::: Records for processing :::
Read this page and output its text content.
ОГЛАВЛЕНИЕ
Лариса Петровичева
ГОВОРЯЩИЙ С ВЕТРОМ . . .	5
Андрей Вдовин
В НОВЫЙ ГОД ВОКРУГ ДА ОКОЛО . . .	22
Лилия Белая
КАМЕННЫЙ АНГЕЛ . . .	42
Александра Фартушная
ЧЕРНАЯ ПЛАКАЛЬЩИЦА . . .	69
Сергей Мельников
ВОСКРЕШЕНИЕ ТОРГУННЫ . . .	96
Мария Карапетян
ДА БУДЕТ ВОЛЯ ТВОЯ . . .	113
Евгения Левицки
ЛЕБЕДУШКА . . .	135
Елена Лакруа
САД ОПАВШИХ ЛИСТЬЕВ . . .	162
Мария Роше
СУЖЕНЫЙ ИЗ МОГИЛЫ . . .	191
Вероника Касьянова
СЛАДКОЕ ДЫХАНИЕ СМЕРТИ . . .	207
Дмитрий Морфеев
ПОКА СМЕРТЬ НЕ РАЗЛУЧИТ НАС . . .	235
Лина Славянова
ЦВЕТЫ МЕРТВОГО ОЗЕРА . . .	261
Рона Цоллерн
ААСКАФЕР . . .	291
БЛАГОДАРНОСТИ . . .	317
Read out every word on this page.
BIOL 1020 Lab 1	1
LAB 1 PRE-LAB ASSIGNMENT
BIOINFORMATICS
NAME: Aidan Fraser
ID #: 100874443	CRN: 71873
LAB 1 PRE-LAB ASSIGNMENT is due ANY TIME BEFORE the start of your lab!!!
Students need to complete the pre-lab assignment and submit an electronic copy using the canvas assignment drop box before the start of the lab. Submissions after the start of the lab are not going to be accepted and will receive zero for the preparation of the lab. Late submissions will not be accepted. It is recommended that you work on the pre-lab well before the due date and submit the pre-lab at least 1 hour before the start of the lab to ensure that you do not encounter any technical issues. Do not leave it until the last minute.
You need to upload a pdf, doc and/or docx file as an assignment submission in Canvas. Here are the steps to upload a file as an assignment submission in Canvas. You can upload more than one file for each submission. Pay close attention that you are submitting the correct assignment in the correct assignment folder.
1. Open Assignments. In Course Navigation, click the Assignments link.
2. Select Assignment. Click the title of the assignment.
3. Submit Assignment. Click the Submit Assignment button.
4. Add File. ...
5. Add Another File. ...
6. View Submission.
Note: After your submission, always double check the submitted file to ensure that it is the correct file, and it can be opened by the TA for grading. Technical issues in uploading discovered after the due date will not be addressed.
:::
From the entries above, list each line with "page" in it.

Read this page and output its text content.
Read out every word on this page.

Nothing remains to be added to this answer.